--- Begin Given entries ---

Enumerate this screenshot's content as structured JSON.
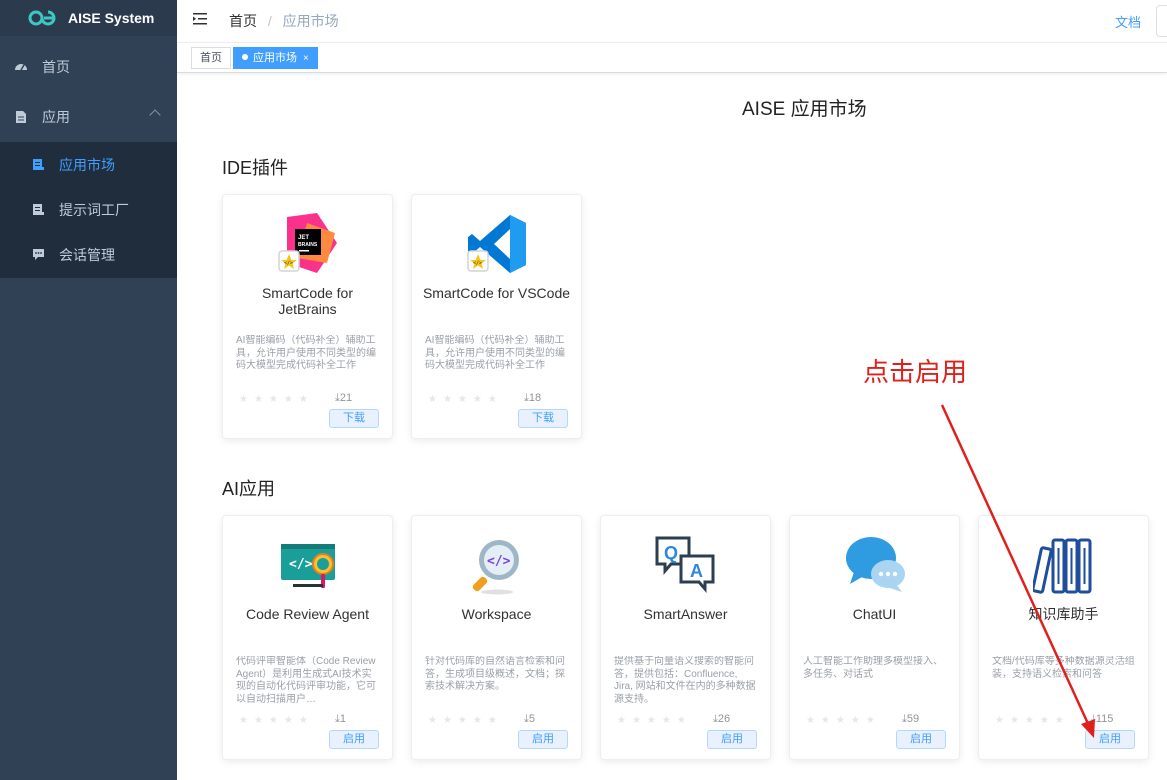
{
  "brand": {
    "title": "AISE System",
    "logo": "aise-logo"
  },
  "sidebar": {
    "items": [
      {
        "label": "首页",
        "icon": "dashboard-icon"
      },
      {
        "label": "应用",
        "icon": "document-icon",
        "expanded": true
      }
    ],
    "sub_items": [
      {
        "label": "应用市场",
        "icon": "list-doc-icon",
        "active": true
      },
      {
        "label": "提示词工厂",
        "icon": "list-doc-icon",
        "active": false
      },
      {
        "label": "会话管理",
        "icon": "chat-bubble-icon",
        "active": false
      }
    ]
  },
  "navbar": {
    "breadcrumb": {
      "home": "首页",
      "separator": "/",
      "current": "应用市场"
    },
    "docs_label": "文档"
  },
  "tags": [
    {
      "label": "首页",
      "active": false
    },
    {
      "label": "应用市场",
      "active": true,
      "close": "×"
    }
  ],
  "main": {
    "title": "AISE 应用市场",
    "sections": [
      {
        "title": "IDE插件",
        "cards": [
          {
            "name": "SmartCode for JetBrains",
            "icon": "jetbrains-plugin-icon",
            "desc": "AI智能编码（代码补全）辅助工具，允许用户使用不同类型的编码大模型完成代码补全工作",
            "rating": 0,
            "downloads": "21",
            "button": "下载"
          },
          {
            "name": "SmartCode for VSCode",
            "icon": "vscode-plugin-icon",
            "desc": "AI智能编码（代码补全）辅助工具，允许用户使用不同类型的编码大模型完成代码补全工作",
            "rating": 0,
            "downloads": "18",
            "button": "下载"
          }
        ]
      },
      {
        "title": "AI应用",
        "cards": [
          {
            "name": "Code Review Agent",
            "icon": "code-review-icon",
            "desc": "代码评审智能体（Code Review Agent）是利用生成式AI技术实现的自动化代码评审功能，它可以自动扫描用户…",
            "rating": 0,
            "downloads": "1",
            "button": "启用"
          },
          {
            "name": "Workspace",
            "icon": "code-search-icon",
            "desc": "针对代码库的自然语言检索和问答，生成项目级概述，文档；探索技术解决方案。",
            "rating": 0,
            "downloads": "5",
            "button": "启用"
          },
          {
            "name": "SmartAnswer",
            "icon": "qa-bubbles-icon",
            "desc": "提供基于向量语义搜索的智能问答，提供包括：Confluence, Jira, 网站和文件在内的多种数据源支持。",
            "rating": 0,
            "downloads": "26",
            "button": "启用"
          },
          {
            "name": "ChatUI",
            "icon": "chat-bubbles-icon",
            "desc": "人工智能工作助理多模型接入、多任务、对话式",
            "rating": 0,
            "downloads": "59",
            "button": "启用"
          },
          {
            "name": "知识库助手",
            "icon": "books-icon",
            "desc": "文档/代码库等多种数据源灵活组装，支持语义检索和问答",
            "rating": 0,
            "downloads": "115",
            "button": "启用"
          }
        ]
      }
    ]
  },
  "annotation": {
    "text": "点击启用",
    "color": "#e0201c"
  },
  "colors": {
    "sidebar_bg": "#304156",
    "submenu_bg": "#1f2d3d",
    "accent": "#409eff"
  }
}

--- End Given entries ---
--- Begin Given entries ---

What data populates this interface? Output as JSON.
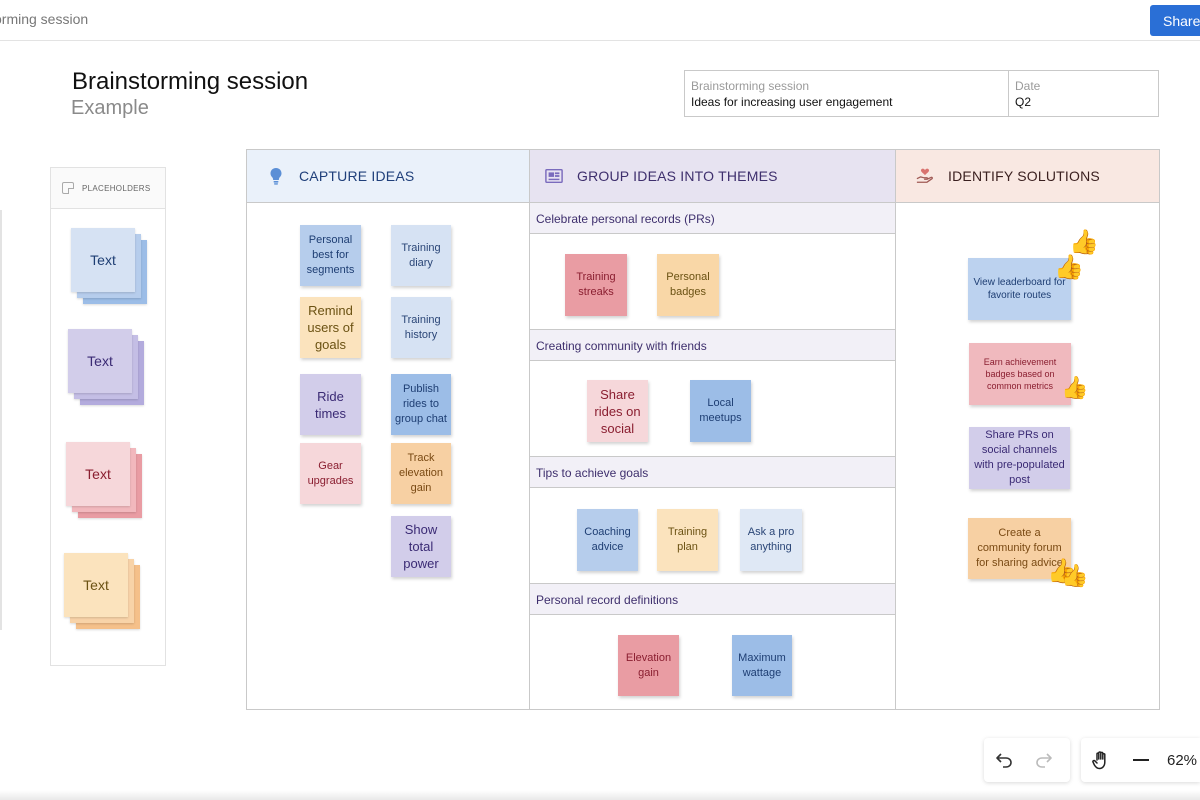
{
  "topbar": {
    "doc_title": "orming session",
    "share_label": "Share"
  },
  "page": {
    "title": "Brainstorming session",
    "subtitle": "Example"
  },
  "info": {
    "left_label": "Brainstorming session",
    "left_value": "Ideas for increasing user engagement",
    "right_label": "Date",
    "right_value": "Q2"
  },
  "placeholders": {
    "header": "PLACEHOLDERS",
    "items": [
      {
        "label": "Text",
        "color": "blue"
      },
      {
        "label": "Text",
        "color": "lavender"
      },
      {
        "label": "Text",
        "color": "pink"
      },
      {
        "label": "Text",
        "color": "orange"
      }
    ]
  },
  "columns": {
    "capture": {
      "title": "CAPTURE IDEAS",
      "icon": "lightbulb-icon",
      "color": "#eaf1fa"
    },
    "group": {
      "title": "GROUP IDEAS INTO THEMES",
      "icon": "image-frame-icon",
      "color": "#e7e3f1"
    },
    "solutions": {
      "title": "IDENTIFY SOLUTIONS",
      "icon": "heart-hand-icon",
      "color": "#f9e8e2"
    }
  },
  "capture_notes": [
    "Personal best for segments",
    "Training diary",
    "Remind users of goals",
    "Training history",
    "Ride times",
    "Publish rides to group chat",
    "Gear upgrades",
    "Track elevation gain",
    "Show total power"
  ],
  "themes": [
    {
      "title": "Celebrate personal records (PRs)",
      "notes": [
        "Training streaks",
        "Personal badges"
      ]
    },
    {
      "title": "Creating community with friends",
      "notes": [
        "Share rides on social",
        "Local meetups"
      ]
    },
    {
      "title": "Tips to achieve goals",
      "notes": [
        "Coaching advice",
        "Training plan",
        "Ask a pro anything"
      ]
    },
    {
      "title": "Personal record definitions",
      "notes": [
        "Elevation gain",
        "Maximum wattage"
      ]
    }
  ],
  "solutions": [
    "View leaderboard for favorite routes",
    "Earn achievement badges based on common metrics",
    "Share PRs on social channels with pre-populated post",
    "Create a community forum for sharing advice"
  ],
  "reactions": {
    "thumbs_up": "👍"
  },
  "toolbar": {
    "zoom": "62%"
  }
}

--- End Given entries ---

What you will do —
Find every line that holds "advice" and copy it.

Solved exercise —
        "Coaching advice",
    "Create a community forum for sharing advice"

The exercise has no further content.